**STATED EXERCISE:**
Can you write out all the lines word for word, with no pictures?
## BEGIN TASK INPUT
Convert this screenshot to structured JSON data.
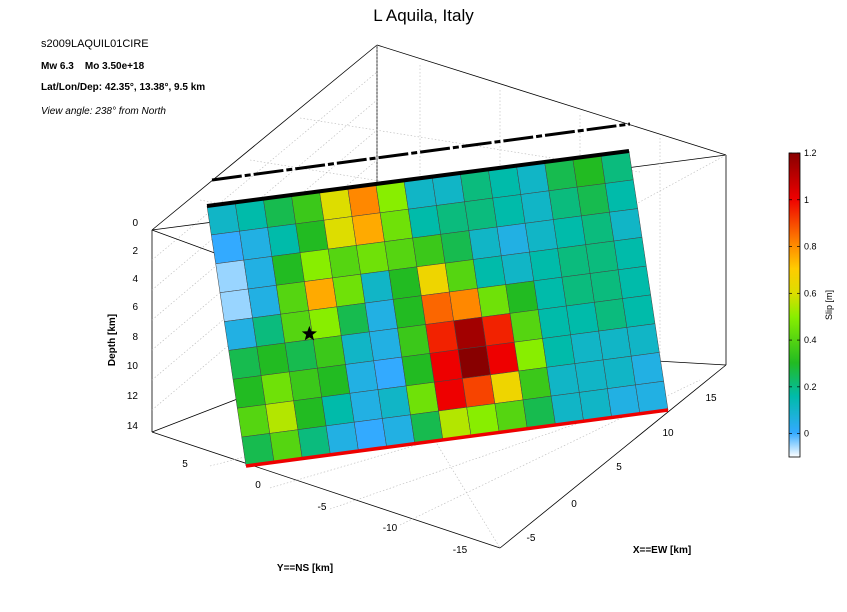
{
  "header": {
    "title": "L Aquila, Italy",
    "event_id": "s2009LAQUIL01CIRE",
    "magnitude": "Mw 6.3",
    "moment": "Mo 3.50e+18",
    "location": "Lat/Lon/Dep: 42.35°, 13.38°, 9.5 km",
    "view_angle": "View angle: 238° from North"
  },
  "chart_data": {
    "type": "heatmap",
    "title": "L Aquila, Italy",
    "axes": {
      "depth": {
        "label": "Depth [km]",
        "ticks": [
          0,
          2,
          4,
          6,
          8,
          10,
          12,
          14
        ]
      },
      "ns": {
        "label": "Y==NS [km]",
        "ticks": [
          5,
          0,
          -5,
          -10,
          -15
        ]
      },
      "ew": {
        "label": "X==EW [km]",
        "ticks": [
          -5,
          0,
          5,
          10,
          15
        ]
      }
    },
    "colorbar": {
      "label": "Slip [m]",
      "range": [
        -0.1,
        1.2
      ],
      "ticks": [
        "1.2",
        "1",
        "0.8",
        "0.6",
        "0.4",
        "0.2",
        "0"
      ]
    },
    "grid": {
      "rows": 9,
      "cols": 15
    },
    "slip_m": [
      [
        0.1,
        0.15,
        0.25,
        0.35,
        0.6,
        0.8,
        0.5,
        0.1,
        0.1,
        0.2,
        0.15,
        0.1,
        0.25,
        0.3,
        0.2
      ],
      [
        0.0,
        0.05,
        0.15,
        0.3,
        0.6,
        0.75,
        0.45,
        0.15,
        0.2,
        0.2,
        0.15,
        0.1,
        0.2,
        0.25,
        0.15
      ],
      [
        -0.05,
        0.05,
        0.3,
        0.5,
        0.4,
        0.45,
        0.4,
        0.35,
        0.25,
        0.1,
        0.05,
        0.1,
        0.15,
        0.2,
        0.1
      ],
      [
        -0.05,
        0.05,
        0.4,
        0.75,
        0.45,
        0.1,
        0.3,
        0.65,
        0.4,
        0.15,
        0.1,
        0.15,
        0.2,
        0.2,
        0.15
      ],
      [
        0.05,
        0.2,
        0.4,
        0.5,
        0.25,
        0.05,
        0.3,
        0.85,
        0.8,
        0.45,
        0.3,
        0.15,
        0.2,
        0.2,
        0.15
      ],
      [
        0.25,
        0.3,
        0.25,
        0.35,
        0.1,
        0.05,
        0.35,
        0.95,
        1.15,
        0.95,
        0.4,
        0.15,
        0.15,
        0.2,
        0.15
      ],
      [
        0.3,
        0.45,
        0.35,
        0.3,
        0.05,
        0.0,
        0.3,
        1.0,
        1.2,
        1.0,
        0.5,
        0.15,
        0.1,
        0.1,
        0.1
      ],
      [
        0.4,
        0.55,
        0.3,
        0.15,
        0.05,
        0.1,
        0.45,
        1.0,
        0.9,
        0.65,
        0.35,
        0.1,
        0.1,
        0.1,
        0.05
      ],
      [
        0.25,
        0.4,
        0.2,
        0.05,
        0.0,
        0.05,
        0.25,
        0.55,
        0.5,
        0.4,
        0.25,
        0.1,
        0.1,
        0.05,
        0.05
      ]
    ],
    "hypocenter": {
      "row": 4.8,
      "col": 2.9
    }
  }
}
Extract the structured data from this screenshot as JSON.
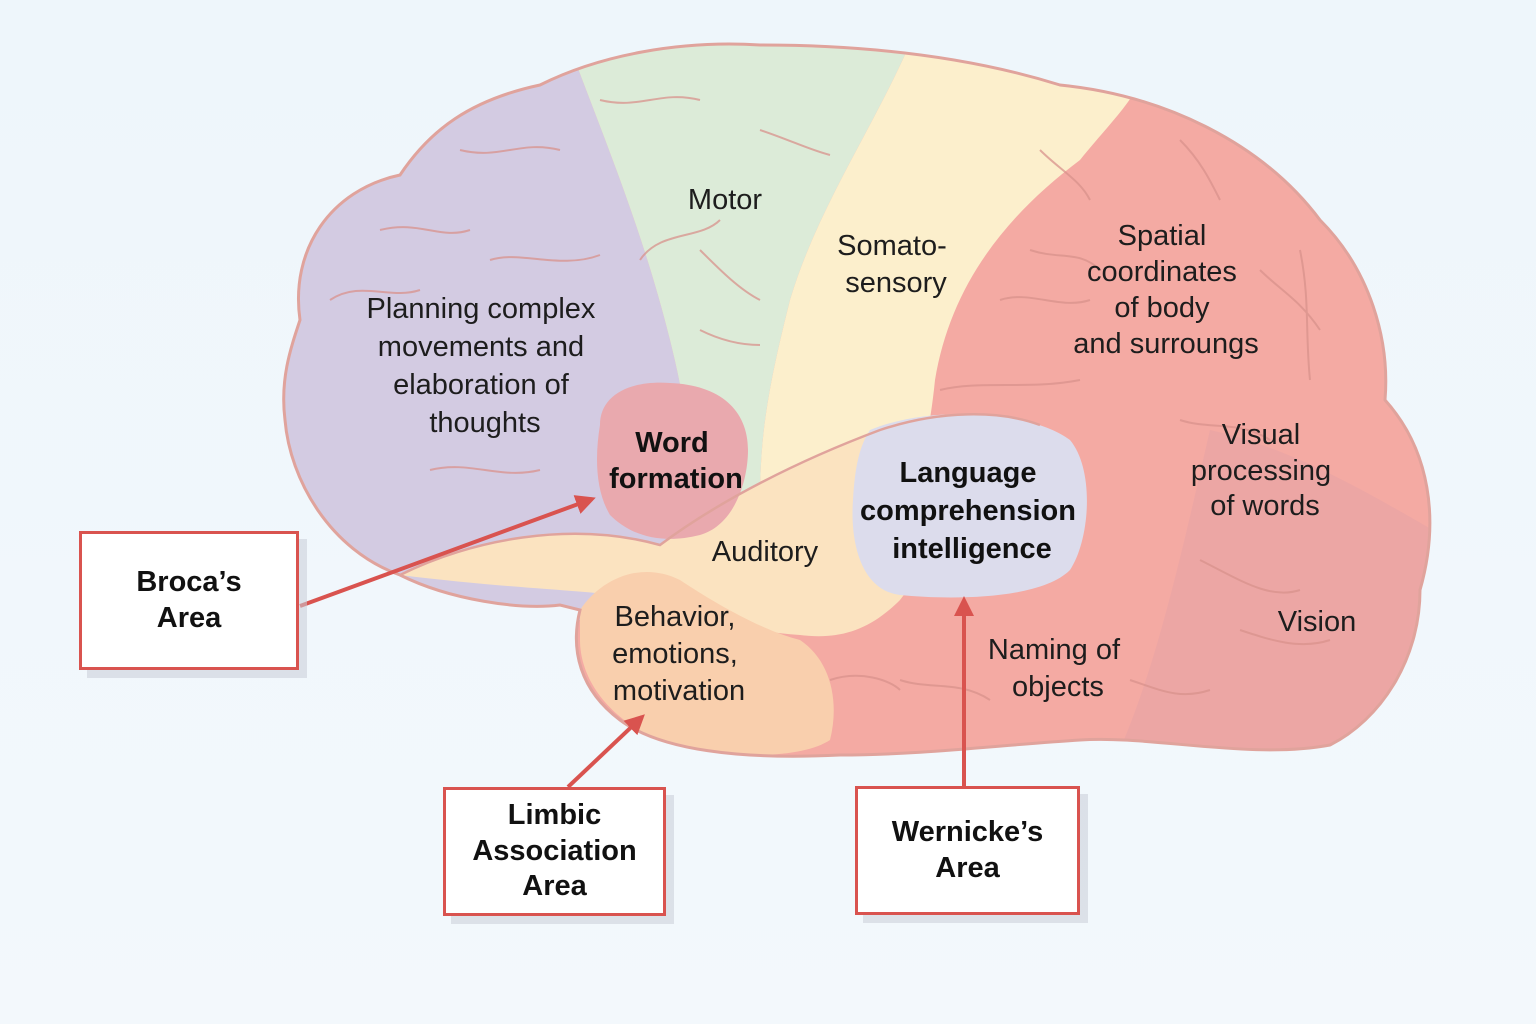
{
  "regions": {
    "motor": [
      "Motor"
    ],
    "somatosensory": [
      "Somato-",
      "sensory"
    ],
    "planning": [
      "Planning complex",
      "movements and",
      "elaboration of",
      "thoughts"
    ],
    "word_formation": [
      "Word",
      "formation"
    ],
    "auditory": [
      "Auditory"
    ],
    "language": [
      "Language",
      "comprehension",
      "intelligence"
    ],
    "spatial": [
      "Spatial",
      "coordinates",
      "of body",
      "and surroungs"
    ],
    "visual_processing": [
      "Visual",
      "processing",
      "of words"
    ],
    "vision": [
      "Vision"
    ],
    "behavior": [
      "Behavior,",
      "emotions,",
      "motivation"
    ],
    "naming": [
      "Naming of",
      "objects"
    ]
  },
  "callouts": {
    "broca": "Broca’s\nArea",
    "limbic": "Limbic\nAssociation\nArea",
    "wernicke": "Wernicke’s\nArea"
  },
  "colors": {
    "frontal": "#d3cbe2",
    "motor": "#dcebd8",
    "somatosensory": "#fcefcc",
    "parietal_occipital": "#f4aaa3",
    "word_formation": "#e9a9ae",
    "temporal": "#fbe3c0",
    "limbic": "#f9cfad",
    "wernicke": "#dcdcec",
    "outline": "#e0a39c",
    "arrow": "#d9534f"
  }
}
## END TASK INPUT
**IN RESPONSE:**
Convert this screenshot to structured JSON data.
{
  "header": {
    "title": "L Aquila, Italy",
    "event_id": "s2009LAQUIL01CIRE",
    "magnitude": "Mw 6.3",
    "moment": "Mo 3.50e+18",
    "location": "Lat/Lon/Dep: 42.35°, 13.38°, 9.5 km",
    "view_angle": "View angle: 238° from North"
  },
  "chart_data": {
    "type": "heatmap",
    "title": "L Aquila, Italy",
    "axes": {
      "depth": {
        "label": "Depth [km]",
        "ticks": [
          0,
          2,
          4,
          6,
          8,
          10,
          12,
          14
        ]
      },
      "ns": {
        "label": "Y==NS [km]",
        "ticks": [
          5,
          0,
          -5,
          -10,
          -15
        ]
      },
      "ew": {
        "label": "X==EW [km]",
        "ticks": [
          -5,
          0,
          5,
          10,
          15
        ]
      }
    },
    "colorbar": {
      "label": "Slip [m]",
      "range": [
        -0.1,
        1.2
      ],
      "ticks": [
        "1.2",
        "1",
        "0.8",
        "0.6",
        "0.4",
        "0.2",
        "0"
      ]
    },
    "grid": {
      "rows": 9,
      "cols": 15
    },
    "slip_m": [
      [
        0.1,
        0.15,
        0.25,
        0.35,
        0.6,
        0.8,
        0.5,
        0.1,
        0.1,
        0.2,
        0.15,
        0.1,
        0.25,
        0.3,
        0.2
      ],
      [
        0.0,
        0.05,
        0.15,
        0.3,
        0.6,
        0.75,
        0.45,
        0.15,
        0.2,
        0.2,
        0.15,
        0.1,
        0.2,
        0.25,
        0.15
      ],
      [
        -0.05,
        0.05,
        0.3,
        0.5,
        0.4,
        0.45,
        0.4,
        0.35,
        0.25,
        0.1,
        0.05,
        0.1,
        0.15,
        0.2,
        0.1
      ],
      [
        -0.05,
        0.05,
        0.4,
        0.75,
        0.45,
        0.1,
        0.3,
        0.65,
        0.4,
        0.15,
        0.1,
        0.15,
        0.2,
        0.2,
        0.15
      ],
      [
        0.05,
        0.2,
        0.4,
        0.5,
        0.25,
        0.05,
        0.3,
        0.85,
        0.8,
        0.45,
        0.3,
        0.15,
        0.2,
        0.2,
        0.15
      ],
      [
        0.25,
        0.3,
        0.25,
        0.35,
        0.1,
        0.05,
        0.35,
        0.95,
        1.15,
        0.95,
        0.4,
        0.15,
        0.15,
        0.2,
        0.15
      ],
      [
        0.3,
        0.45,
        0.35,
        0.3,
        0.05,
        0.0,
        0.3,
        1.0,
        1.2,
        1.0,
        0.5,
        0.15,
        0.1,
        0.1,
        0.1
      ],
      [
        0.4,
        0.55,
        0.3,
        0.15,
        0.05,
        0.1,
        0.45,
        1.0,
        0.9,
        0.65,
        0.35,
        0.1,
        0.1,
        0.1,
        0.05
      ],
      [
        0.25,
        0.4,
        0.2,
        0.05,
        0.0,
        0.05,
        0.25,
        0.55,
        0.5,
        0.4,
        0.25,
        0.1,
        0.1,
        0.05,
        0.05
      ]
    ],
    "hypocenter": {
      "row": 4.8,
      "col": 2.9
    }
  }
}
Extract the structured data from this screenshot as JSON.
{
  "regions": {
    "motor": [
      "Motor"
    ],
    "somatosensory": [
      "Somato-",
      "sensory"
    ],
    "planning": [
      "Planning complex",
      "movements and",
      "elaboration of",
      "thoughts"
    ],
    "word_formation": [
      "Word",
      "formation"
    ],
    "auditory": [
      "Auditory"
    ],
    "language": [
      "Language",
      "comprehension",
      "intelligence"
    ],
    "spatial": [
      "Spatial",
      "coordinates",
      "of body",
      "and surroungs"
    ],
    "visual_processing": [
      "Visual",
      "processing",
      "of words"
    ],
    "vision": [
      "Vision"
    ],
    "behavior": [
      "Behavior,",
      "emotions,",
      "motivation"
    ],
    "naming": [
      "Naming of",
      "objects"
    ]
  },
  "callouts": {
    "broca": "Broca’s\nArea",
    "limbic": "Limbic\nAssociation\nArea",
    "wernicke": "Wernicke’s\nArea"
  },
  "colors": {
    "frontal": "#d3cbe2",
    "motor": "#dcebd8",
    "somatosensory": "#fcefcc",
    "parietal_occipital": "#f4aaa3",
    "word_formation": "#e9a9ae",
    "temporal": "#fbe3c0",
    "limbic": "#f9cfad",
    "wernicke": "#dcdcec",
    "outline": "#e0a39c",
    "arrow": "#d9534f"
  }
}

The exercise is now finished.